▶ Task: Quote the entries word for word. Omit the pictures.

Saved entries
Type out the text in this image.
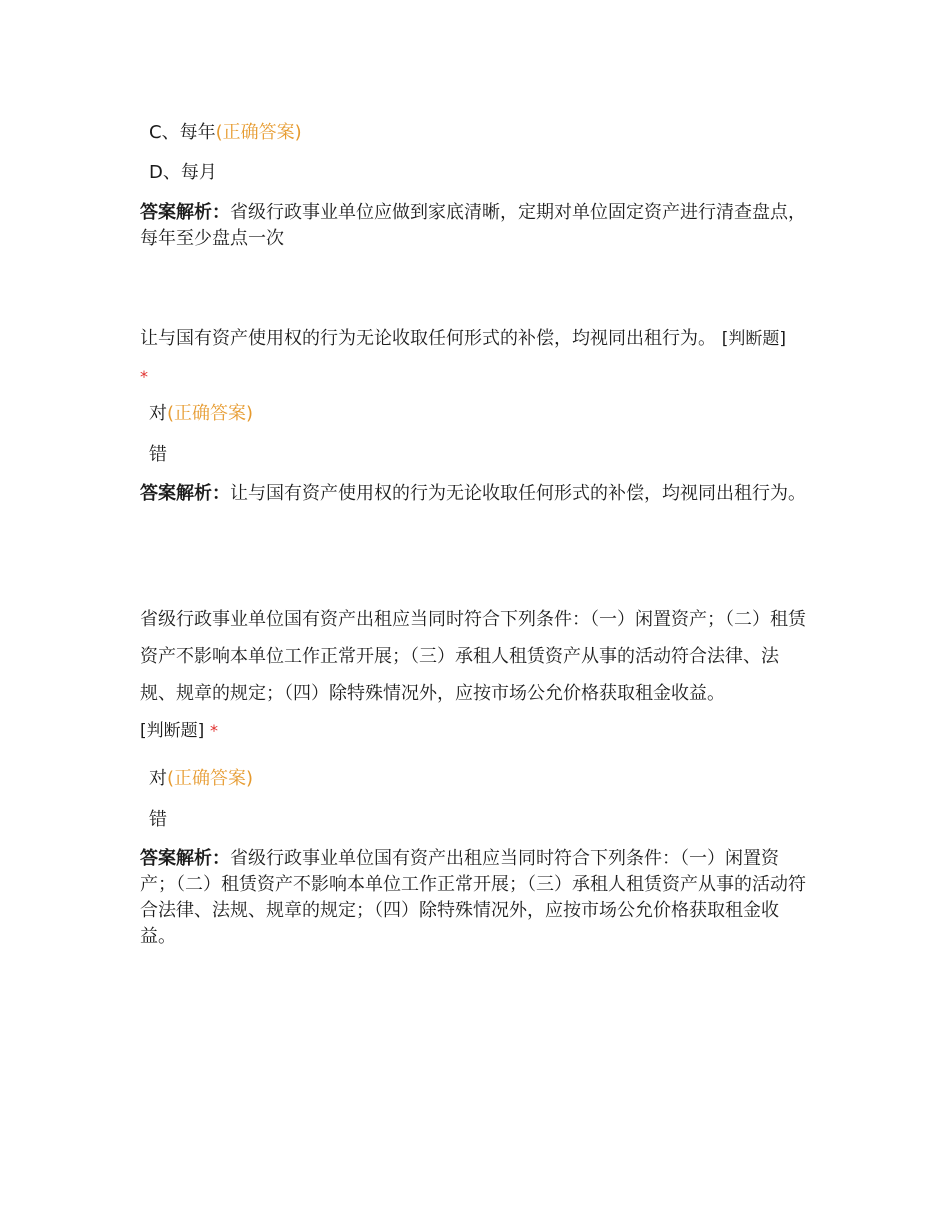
C、每年(正确答案)
D、每月
答案解析：省级行政事业单位应做到家底清晰，定期对单位固定资产进行清查盘点，每年至少盘点一次
让与国有资产使用权的行为无论收取任何形式的补偿，均视同出租行为。 [判断题]
*
对(正确答案)
错
答案解析：让与国有资产使用权的行为无论收取任何形式的补偿，均视同出租行为。
省级行政事业单位国有资产出租应当同时符合下列条件：（一）闲置资产；（二）租赁资产不影响本单位工作正常开展；（三）承租人租赁资产从事的活动符合法律、法规、规章的规定；（四）除特殊情况外，应按市场公允价格获取租金收益。
[判断题] *
对(正确答案)
错
答案解析：省级行政事业单位国有资产出租应当同时符合下列条件：（一）闲置资产；（二）租赁资产不影响本单位工作正常开展；（三）承租人租赁资产从事的活动符合法律、法规、规章的规定；（四）除特殊情况外，应按市场公允价格获取租金收益。
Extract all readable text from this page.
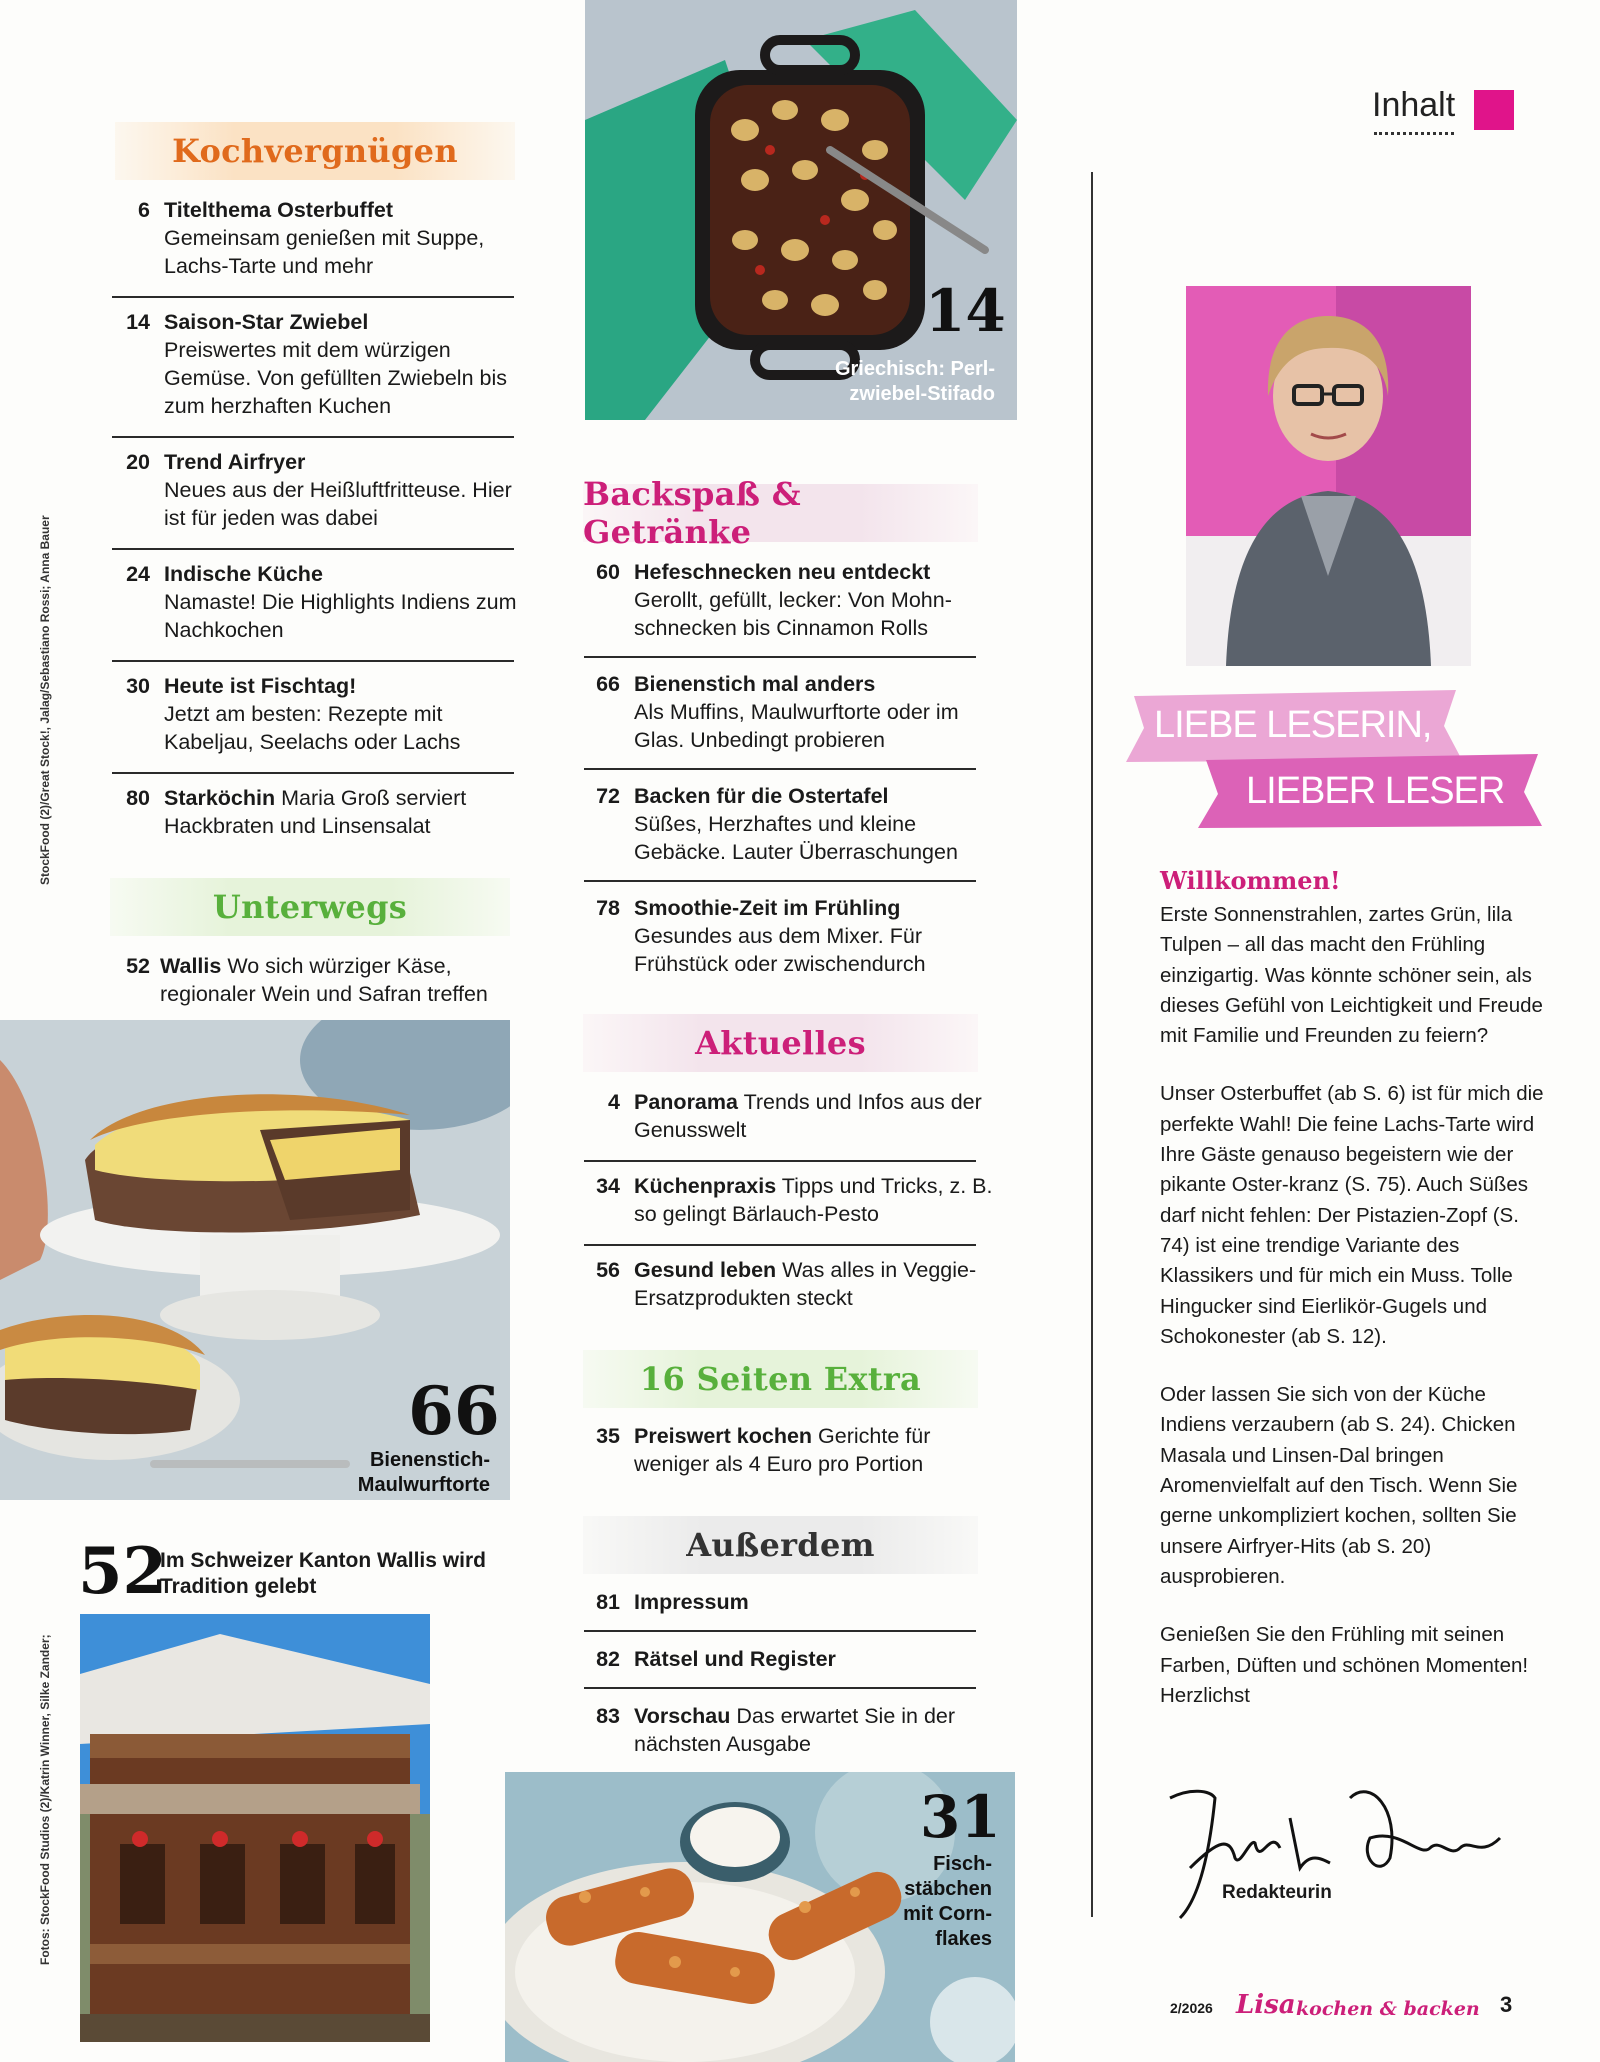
Inhalt
StockFood (2)/Great Stock!, Jalag/Sebastiano Rossi; Anna Bauer
Fotos: StockFood Studios (2)/Katrin Winner, Silke Zander;
Kochvergnügen
6 Titelthema Osterbuffet
Gemeinsam genießen mit Suppe, Lachs-Tarte und mehr
14 Saison-Star Zwiebel
Preiswertes mit dem würzigen Gemüse. Von gefüllten Zwiebeln bis zum herzhaften Kuchen
20 Trend Airfryer
Neues aus der Heißluftfritteuse. Hier ist für jeden was dabei
24 Indische Küche
Namaste! Die Highlights Indiens zum Nachkochen
30 Heute ist Fischtag!
Jetzt am besten: Rezepte mit Kabeljau, Seelachs oder Lachs
80 Starköchin Maria Groß serviert Hackbraten und Linsensalat
Unterwegs
52 Wallis Wo sich würziger Käse, regionaler Wein und Safran treffen
66
Bienenstich-Maulwurftorte
52
Im Schweizer Kanton Wallis wird Tradition gelebt
14
Griechisch: Perl-zwiebel-Stifado
Backspaß & Getränke
60 Hefeschnecken neu entdeckt
Gerollt, gefüllt, lecker: Von Mohn-schnecken bis Cinnamon Rolls
66 Bienenstich mal anders
Als Muffins, Maulwurftorte oder im Glas. Unbedingt probieren
72 Backen für die Ostertafel
Süßes, Herzhaftes und kleine Gebäcke. Lauter Überraschungen
78 Smoothie-Zeit im Frühling
Gesundes aus dem Mixer. Für Frühstück oder zwischendurch
Aktuelles
4 Panorama Trends und Infos aus der Genusswelt
34 Küchenpraxis Tipps und Tricks, z. B. so gelingt Bärlauch-Pesto
56 Gesund leben Was alles in Veggie-Ersatzprodukten steckt
16 Seiten Extra
35 Preiswert kochen Gerichte für weniger als 4 Euro pro Portion
Außerdem
81 Impressum
82 Rätsel und Register
83 Vorschau Das erwartet Sie in der nächsten Ausgabe
31
Fisch-stäbchen mit Corn-flakes
LIEBE LESERIN,
LIEBER LESER
Willkommen!

Erste Sonnenstrahlen, zartes Grün, lila Tulpen – all das macht den Frühling einzigartig. Was könnte schöner sein, als dieses Gefühl von Leichtigkeit und Freude mit Familie und Freunden zu feiern?

Unser Osterbuffet (ab S. 6) ist für mich die perfekte Wahl! Die feine Lachs-Tarte wird Ihre Gäste genauso begeistern wie der pikante Oster-kranz (S. 75). Auch Süßes darf nicht fehlen: Der Pistazien-Zopf (S. 74) ist eine trendige Variante des Klassikers und für mich ein Muss. Tolle Hingucker sind Eierlikör-Gugels und Schokonester (ab S. 12).

Oder lassen Sie sich von der Küche Indiens verzaubern (ab S. 24). Chicken Masala und Linsen-Dal bringen Aromenvielfalt auf den Tisch. Wenn Sie gerne unkompliziert kochen, sollten Sie unsere Airfryer-Hits (ab S. 20) ausprobieren.

Genießen Sie den Frühling mit seinen Farben, Düften und schönen Momenten! Herzlichst

Redakteurin
2/2026 Lisa kochen & backen 3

▶ Answer for this exercise:
Type out the text in this image.
C、每年(正确答案)
D、每月
答案解析：省级行政事业单位应做到家底清晰，定期对单位固定资产进行清查盘点，每年至少盘点一次
让与国有资产使用权的行为无论收取任何形式的补偿，均视同出租行为。 [判断题]
*
对(正确答案)
错
答案解析：让与国有资产使用权的行为无论收取任何形式的补偿，均视同出租行为。
省级行政事业单位国有资产出租应当同时符合下列条件：（一）闲置资产；（二）租赁资产不影响本单位工作正常开展；（三）承租人租赁资产从事的活动符合法律、法规、规章的规定；（四）除特殊情况外，应按市场公允价格获取租金收益。
[判断题] *
对(正确答案)
错
答案解析：省级行政事业单位国有资产出租应当同时符合下列条件：（一）闲置资产；（二）租赁资产不影响本单位工作正常开展；（三）承租人租赁资产从事的活动符合法律、法规、规章的规定；（四）除特殊情况外，应按市场公允价格获取租金收益。
Extract all readable text from this page.
Inhalt
StockFood (2)/Great Stock!, Jalag/Sebastiano Rossi; Anna Bauer
Fotos: StockFood Studios (2)/Katrin Winner, Silke Zander;
Kochvergnügen
6 Titelthema Osterbuffet
Gemeinsam genießen mit Suppe, Lachs-Tarte und mehr
14 Saison-Star Zwiebel
Preiswertes mit dem würzigen Gemüse. Von gefüllten Zwiebeln bis zum herzhaften Kuchen
20 Trend Airfryer
Neues aus der Heißluftfritteuse. Hier ist für jeden was dabei
24 Indische Küche
Namaste! Die Highlights Indiens zum Nachkochen
30 Heute ist Fischtag!
Jetzt am besten: Rezepte mit Kabeljau, Seelachs oder Lachs
80 Starköchin Maria Groß serviert Hackbraten und Linsensalat
Unterwegs
52 Wallis Wo sich würziger Käse, regionaler Wein und Safran treffen
66
Bienenstich-Maulwurftorte
52
Im Schweizer Kanton Wallis wird Tradition gelebt
14
Griechisch: Perl-zwiebel-Stifado
Backspaß & Getränke
60 Hefeschnecken neu entdeckt
Gerollt, gefüllt, lecker: Von Mohn-schnecken bis Cinnamon Rolls
66 Bienenstich mal anders
Als Muffins, Maulwurftorte oder im Glas. Unbedingt probieren
72 Backen für die Ostertafel
Süßes, Herzhaftes und kleine Gebäcke. Lauter Überraschungen
78 Smoothie-Zeit im Frühling
Gesundes aus dem Mixer. Für Frühstück oder zwischendurch
Aktuelles
4 Panorama Trends und Infos aus der Genusswelt
34 Küchenpraxis Tipps und Tricks, z. B. so gelingt Bärlauch-Pesto
56 Gesund leben Was alles in Veggie-Ersatzprodukten steckt
16 Seiten Extra
35 Preiswert kochen Gerichte für weniger als 4 Euro pro Portion
Außerdem
81 Impressum
82 Rätsel und Register
83 Vorschau Das erwartet Sie in der nächsten Ausgabe
31
Fisch-stäbchen mit Corn-flakes
LIEBE LESERIN,
LIEBER LESER
Willkommen!

Erste Sonnenstrahlen, zartes Grün, lila Tulpen – all das macht den Frühling einzigartig. Was könnte schöner sein, als dieses Gefühl von Leichtigkeit und Freude mit Familie und Freunden zu feiern?

Unser Osterbuffet (ab S. 6) ist für mich die perfekte Wahl! Die feine Lachs-Tarte wird Ihre Gäste genauso begeistern wie der pikante Oster-kranz (S. 75). Auch Süßes darf nicht fehlen: Der Pistazien-Zopf (S. 74) ist eine trendige Variante des Klassikers und für mich ein Muss. Tolle Hingucker sind Eierlikör-Gugels und Schokonester (ab S. 12).

Oder lassen Sie sich von der Küche Indiens verzaubern (ab S. 24). Chicken Masala und Linsen-Dal bringen Aromenvielfalt auf den Tisch. Wenn Sie gerne unkompliziert kochen, sollten Sie unsere Airfryer-Hits (ab S. 20) ausprobieren.

Genießen Sie den Frühling mit seinen Farben, Düften und schönen Momenten! Herzlichst

Redakteurin
2/2026 Lisa kochen & backen 3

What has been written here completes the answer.